◆ **What is needed**:
Write out all lines holding the word "ROAD".

── Supplied material

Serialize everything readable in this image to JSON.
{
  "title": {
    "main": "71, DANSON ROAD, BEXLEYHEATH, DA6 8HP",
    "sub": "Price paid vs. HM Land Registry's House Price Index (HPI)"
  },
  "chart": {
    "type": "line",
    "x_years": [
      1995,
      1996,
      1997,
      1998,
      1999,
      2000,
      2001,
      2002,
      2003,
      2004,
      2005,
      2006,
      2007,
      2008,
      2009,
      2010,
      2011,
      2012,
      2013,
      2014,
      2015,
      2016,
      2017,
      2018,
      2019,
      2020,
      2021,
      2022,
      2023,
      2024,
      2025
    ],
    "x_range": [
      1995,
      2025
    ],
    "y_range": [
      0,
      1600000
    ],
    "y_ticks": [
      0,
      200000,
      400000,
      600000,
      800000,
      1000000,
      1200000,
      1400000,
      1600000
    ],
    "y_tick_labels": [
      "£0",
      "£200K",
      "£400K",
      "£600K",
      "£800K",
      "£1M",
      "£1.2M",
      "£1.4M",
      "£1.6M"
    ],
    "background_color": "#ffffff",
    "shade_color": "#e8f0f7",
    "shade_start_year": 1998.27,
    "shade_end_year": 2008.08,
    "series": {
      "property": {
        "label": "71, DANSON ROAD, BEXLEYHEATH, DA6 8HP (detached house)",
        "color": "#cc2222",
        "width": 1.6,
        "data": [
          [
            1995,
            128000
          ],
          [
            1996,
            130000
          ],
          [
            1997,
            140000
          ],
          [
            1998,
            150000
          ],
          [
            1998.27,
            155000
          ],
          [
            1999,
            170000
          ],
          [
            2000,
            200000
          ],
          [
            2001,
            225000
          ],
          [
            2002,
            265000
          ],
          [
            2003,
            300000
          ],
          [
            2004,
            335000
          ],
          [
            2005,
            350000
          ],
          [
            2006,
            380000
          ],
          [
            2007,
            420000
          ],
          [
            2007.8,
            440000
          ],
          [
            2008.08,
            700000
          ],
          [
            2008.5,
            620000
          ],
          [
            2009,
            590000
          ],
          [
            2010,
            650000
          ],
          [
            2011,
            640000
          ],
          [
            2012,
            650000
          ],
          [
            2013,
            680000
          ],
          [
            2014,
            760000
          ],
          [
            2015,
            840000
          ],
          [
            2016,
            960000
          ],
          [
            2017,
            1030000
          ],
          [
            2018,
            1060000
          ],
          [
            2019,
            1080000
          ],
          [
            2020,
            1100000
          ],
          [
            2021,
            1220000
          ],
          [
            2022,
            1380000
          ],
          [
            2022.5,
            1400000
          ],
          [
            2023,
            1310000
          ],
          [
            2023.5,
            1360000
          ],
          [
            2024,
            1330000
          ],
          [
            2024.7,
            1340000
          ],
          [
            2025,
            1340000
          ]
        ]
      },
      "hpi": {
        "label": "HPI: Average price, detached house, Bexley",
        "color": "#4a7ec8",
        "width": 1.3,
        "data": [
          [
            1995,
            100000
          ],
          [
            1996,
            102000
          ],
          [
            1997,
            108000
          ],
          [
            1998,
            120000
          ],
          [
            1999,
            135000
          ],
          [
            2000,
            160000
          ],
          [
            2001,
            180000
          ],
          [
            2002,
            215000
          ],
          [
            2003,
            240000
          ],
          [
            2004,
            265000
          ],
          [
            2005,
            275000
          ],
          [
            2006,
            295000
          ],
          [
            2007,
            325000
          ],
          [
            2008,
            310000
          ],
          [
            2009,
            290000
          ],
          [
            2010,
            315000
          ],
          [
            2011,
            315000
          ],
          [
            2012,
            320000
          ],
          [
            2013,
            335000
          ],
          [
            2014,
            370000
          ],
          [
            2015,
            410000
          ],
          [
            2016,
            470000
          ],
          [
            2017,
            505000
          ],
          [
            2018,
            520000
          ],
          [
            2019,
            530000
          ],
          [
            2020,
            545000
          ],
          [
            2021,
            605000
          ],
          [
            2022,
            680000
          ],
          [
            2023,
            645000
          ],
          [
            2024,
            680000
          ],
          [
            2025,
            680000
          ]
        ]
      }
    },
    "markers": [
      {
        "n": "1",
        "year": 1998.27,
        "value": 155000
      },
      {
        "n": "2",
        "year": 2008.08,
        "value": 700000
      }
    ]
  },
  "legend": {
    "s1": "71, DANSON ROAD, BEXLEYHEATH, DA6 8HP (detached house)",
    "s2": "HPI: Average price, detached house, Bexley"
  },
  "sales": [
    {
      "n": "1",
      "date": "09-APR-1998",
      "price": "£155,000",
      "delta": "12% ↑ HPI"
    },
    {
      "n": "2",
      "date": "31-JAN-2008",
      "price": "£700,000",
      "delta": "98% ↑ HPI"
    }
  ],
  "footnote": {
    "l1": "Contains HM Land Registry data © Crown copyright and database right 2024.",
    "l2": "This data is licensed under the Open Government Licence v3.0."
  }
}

────

◆ **Written solution**:
    "main": "71, DANSON ROAD, BEXLEYHEATH, DA6 8HP",
        "label": "71, DANSON ROAD, BEXLEYHEATH, DA6 8HP (detached house)",
    "s1": "71, DANSON ROAD, BEXLEYHEATH, DA6 8HP (detached house)",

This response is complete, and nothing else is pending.